▶ [Acción requerida 1]: ¿Qué fechas o años aparecen en el texto sobre el proyecto de ley contra el fraude migratorio en Utah? Enuméralos todos.
▶ [Acción requerida 2]: Transcribe el fragmento del texto sobre el proyecto de ley contra el fraude migratorio que comienza en "Un comité del" y termina tras "en el pleno.".

▶ [Texto extraído]:
-*-
Un comité del Senado de Utah presentó un “reporte favorable” de un proyecto de ley que tiene la finalidad de sancionar a las personas que cometen fraude por medio de falsos servicios de inmigración, por lo que la iniciativa deberá ser debatida en el pleno.
La propuesta de ley SB144, de la Senadora Luz Robles, demócrata por Salt Lake City, ya pasó su primera prueba el 2 de febrero, cuando fue aprobada por 5 votos a favor, 2 en contra y una abstención en la primera consideración de esa medida en comité. Robles explicó que decidió presentar este proyecto luego de que se detectara un creciente número de fraudes en Utah relacionados con inmigración tras la aprobación de la ley HB116 en la sesión legislativa de 2011. La HB116 permitiría que ciertos trabajadores indocumentados regularicen su situación y puedan ser legalmente contratados por empresas de Utah. Sin embargo, esa ley entrará en vigor en julio de 2013 solamente si el Congreso federal le otorga a Utah un permiso especial para poder contratar a esos extranjeros indocumentados.
-*-
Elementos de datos

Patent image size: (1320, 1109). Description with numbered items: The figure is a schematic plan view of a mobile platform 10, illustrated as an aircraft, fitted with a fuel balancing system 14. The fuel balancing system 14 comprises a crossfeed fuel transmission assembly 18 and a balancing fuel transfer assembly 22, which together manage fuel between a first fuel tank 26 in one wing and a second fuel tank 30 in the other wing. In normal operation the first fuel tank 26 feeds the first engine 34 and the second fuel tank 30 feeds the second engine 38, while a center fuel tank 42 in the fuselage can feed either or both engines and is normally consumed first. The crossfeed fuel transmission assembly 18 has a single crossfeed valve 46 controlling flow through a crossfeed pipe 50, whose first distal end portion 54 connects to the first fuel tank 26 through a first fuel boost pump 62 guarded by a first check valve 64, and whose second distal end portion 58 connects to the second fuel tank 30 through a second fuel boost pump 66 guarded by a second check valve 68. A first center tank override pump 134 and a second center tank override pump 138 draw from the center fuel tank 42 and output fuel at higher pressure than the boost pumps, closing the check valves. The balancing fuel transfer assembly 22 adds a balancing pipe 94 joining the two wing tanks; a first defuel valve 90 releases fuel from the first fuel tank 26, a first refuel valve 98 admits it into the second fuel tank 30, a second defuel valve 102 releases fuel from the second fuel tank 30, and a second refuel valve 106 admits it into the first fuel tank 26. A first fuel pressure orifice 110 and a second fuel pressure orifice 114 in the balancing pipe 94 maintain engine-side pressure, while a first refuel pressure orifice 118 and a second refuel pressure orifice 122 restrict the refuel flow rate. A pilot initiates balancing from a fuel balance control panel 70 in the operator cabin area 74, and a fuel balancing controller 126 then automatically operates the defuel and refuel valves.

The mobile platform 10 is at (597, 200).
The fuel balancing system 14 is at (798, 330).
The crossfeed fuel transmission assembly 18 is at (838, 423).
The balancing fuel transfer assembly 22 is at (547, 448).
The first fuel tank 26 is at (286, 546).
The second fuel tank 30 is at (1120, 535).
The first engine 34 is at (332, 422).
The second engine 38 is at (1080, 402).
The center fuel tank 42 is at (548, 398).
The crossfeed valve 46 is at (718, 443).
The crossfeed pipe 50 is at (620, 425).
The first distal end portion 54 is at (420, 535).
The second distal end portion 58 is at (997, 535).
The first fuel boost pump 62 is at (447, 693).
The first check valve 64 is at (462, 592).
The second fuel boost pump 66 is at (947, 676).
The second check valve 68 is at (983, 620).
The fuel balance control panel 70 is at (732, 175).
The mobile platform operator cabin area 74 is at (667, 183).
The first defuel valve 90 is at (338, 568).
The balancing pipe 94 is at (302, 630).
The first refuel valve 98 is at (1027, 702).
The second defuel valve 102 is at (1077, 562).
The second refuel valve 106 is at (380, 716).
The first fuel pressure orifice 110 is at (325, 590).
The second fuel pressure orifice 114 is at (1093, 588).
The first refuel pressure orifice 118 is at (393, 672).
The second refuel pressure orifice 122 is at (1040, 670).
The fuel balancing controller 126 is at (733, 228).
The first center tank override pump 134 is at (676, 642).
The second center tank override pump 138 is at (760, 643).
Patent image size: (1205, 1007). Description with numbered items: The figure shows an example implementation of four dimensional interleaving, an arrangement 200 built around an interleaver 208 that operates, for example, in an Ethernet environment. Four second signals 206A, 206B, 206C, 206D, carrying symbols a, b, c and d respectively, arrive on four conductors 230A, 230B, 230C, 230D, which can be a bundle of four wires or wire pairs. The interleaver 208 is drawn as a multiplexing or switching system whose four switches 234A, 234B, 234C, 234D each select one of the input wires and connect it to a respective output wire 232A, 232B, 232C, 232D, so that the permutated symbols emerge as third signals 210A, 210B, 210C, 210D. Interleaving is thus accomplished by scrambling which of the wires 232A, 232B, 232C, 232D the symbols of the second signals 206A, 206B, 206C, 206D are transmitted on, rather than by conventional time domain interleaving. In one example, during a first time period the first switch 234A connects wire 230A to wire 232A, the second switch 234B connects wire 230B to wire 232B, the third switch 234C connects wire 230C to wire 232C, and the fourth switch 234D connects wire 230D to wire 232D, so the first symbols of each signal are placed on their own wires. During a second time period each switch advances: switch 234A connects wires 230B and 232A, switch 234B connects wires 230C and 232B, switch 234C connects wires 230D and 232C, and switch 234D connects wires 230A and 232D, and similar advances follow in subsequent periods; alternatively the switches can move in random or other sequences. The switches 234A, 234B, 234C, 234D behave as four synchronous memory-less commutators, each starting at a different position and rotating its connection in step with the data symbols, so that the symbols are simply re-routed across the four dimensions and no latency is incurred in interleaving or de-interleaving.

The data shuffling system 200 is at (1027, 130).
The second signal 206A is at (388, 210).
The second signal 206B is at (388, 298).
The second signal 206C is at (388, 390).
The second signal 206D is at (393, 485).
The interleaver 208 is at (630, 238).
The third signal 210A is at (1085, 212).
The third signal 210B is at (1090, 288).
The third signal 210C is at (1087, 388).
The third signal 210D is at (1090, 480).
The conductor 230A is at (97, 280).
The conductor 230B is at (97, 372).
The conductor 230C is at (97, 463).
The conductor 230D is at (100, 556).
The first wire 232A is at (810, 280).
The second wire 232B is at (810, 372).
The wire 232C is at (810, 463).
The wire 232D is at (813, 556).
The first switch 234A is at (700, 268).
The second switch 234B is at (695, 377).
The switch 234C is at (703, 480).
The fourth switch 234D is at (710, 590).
-*-
▶ [Resultado 1]:
- 2 de febrero
- 2011
- julio de 2013

▶ [Resultado 2]:
Un comité del Senado de Utah presentó un “reporte favorable” de un proyecto de ley que tiene la finalidad de sancionar a las personas que cometen fraude por medio de falsos servicios de inmigración, por lo que la iniciativa deberá ser debatida en el pleno.